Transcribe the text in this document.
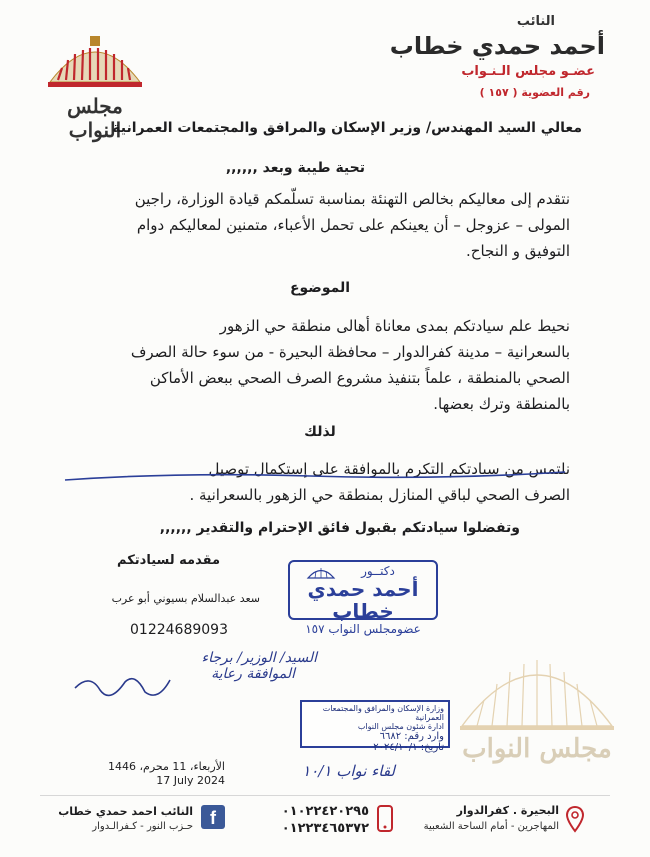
مجلس النواب
النائب
أحمد حمدي خطاب
عضـو مجلس الـنـواب
رقم العضوية ( ١٥٧ )
معالي السيد المهندس/ وزير الإسكان والمرافق والمجتمعات العمرانية
تحية طيبة وبعد ,,,,,,
نتقدم إلى معاليكم بخالص التهنئة بمناسبة تسلّمكم قيادة الوزارة، راجين
المولى – عزوجل – أن يعينكم على تحمل الأعباء، متمنين لمعاليكم دوام
التوفيق و النجاح.
الموضوع
نحيط علم سيادتكم بمدى معاناة أهالى منطقة حي الزهور
بالسعرانية – مدينة كفرالدوار – محافظة البحيرة - من سوء حالة الصرف
الصحي بالمنطقة ، علماً بتنفيذ مشروع الصرف الصحي ببعض الأماكن
بالمنطقة وترك بعضها.
لذلك
نلتمس من سيادتكم التكرم بالموافقة على إستكمال توصيل
الصرف الصحي لباقي المنازل بمنطقة حي الزهور بالسعرانية .
وتفضلوا سيادتكم بقبول فائق الإحترام والتقدير ,,,,,,
مقدمه لسيادتكم
سعد عبدالسلام بسيوني أبو عرب
01224689093
دكتــور
أحمد حمدي خطاب
عضومجلس النواب ١٥٧
السيد/ الوزير/ برجاء
الموافقة رعاية
لقاء نواب ١٠/١
وزارة الإسكان والمرافق والمجتمعات العمرانية
ادارة شئون مجلس النواب
وارد رقم: ٦٦٨٢
تاريخ: ٢٠٢٤/١٠/١ مجلس النواب
الأربعاء، 11 محرم، 1446
17 July 2024
f
النائب احمد حمدي خطاب
حـزب النور - كـفرالـدوار
٠١٠٢٢٤٢٠٢٩٥
٠١٢٢٣٤٦٥٣٧٢
البحيرة . كفرالدوار
المهاجرين - أمام الساحة الشعبية
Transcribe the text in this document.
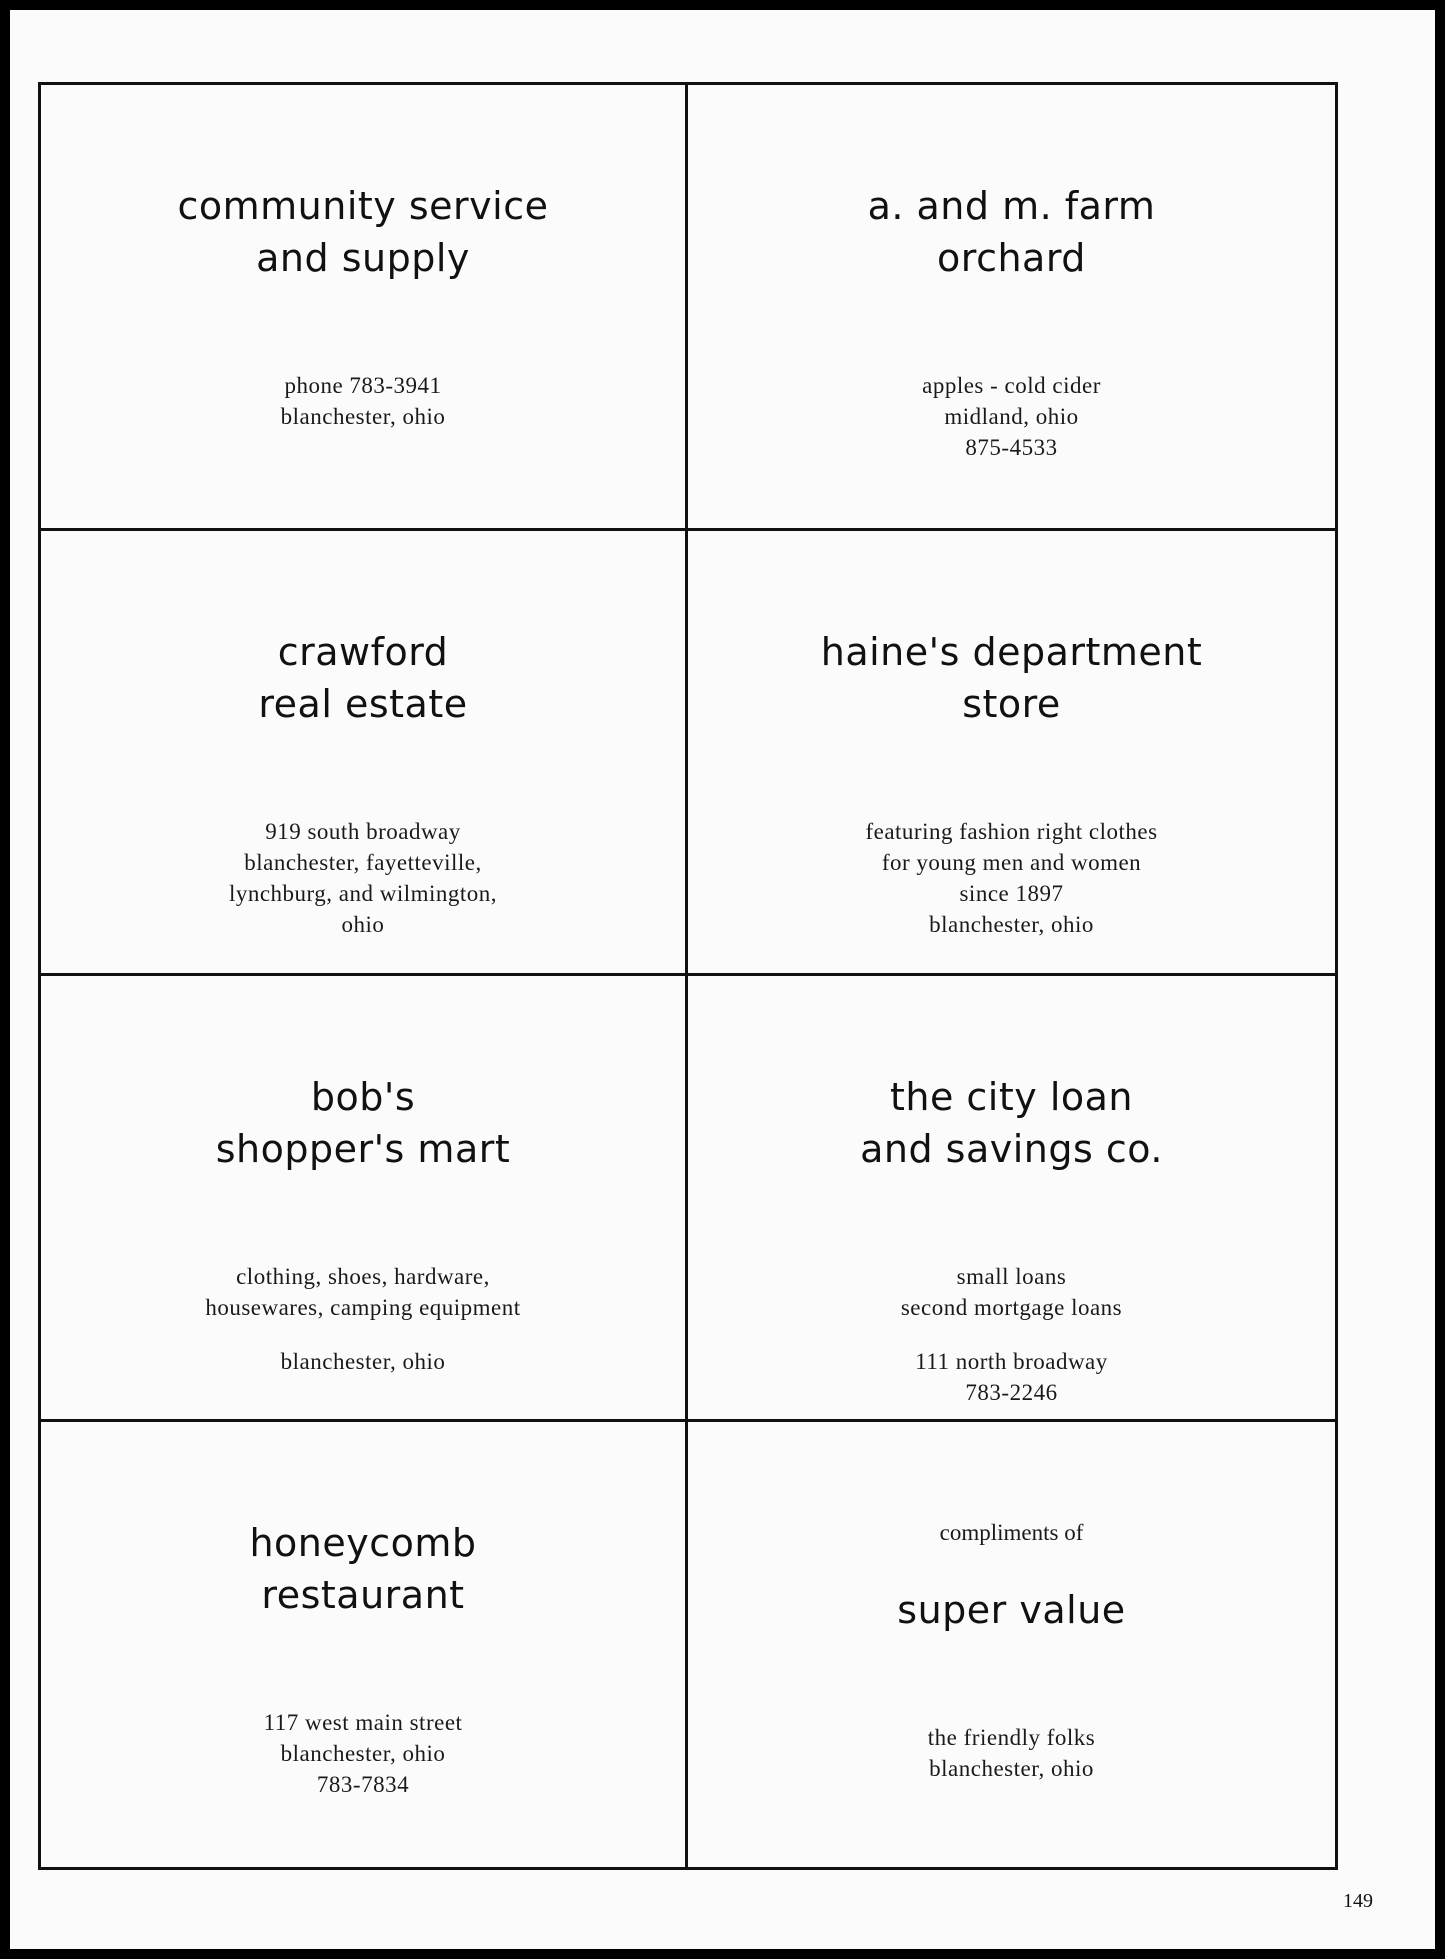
community service
and supply
phone 783-3941
blanchester, ohio
a. and m. farm
orchard
apples - cold cider
midland, ohio
875-4533
crawford
real estate
919 south broadway
blanchester, fayetteville,
lynchburg, and wilmington,
ohio
haine's department
store
featuring fashion right clothes
for young men and women
since 1897
blanchester, ohio
bob's
shopper's mart
clothing, shoes, hardware,
housewares, camping equipment
blanchester, ohio
the city loan
and savings co.
small loans
second mortgage loans
111 north broadway
783-2246
honeycomb
restaurant
117 west main street
blanchester, ohio
783-7834
compliments of
super value
the friendly folks
blanchester, ohio
149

What to produce »
Transcribe the records verbatim and omit the images.

Task answer »
Transcribe the text in this document.
مجلس النواب
النائب
أحمد حمدي خطاب
عضـو مجلس الـنـواب
رقم العضوية ( ١٥٧ )
معالي السيد المهندس/ وزير الإسكان والمرافق والمجتمعات العمرانية
تحية طيبة وبعد ,,,,,,
نتقدم إلى معاليكم بخالص التهنئة بمناسبة تسلّمكم قيادة الوزارة، راجين
المولى – عزوجل – أن يعينكم على تحمل الأعباء، متمنين لمعاليكم دوام
التوفيق و النجاح.
الموضوع
نحيط علم سيادتكم بمدى معاناة أهالى منطقة حي الزهور
بالسعرانية – مدينة كفرالدوار – محافظة البحيرة - من سوء حالة الصرف
الصحي بالمنطقة ، علماً بتنفيذ مشروع الصرف الصحي ببعض الأماكن
بالمنطقة وترك بعضها.
لذلك
نلتمس من سيادتكم التكرم بالموافقة على إستكمال توصيل
الصرف الصحي لباقي المنازل بمنطقة حي الزهور بالسعرانية .
وتفضلوا سيادتكم بقبول فائق الإحترام والتقدير ,,,,,,
مقدمه لسيادتكم
سعد عبدالسلام بسيوني أبو عرب
01224689093
دكتــور
أحمد حمدي خطاب
عضومجلس النواب ١٥٧
السيد/ الوزير/ برجاء
الموافقة رعاية
لقاء نواب ١٠/١
وزارة الإسكان والمرافق والمجتمعات العمرانية
ادارة شئون مجلس النواب
وارد رقم: ٦٦٨٢
تاريخ: ٢٠٢٤/١٠/١ مجلس النواب
الأربعاء، 11 محرم، 1446
17 July 2024
f
النائب احمد حمدي خطاب
حـزب النور - كـفرالـدوار
٠١٠٢٢٤٢٠٢٩٥
٠١٢٢٣٤٦٥٣٧٢
البحيرة . كفرالدوار
المهاجرين - أمام الساحة الشعبية
Transcribe the text in this document.
community service
and supply
phone 783-3941
blanchester, ohio
a. and m. farm
orchard
apples - cold cider
midland, ohio
875-4533
crawford
real estate
919 south broadway
blanchester, fayetteville,
lynchburg, and wilmington,
ohio
haine's department
store
featuring fashion right clothes
for young men and women
since 1897
blanchester, ohio
bob's
shopper's mart
clothing, shoes, hardware,
housewares, camping equipment
blanchester, ohio
the city loan
and savings co.
small loans
second mortgage loans
111 north broadway
783-2246
honeycomb
restaurant
117 west main street
blanchester, ohio
783-7834
compliments of
super value
the friendly folks
blanchester, ohio
149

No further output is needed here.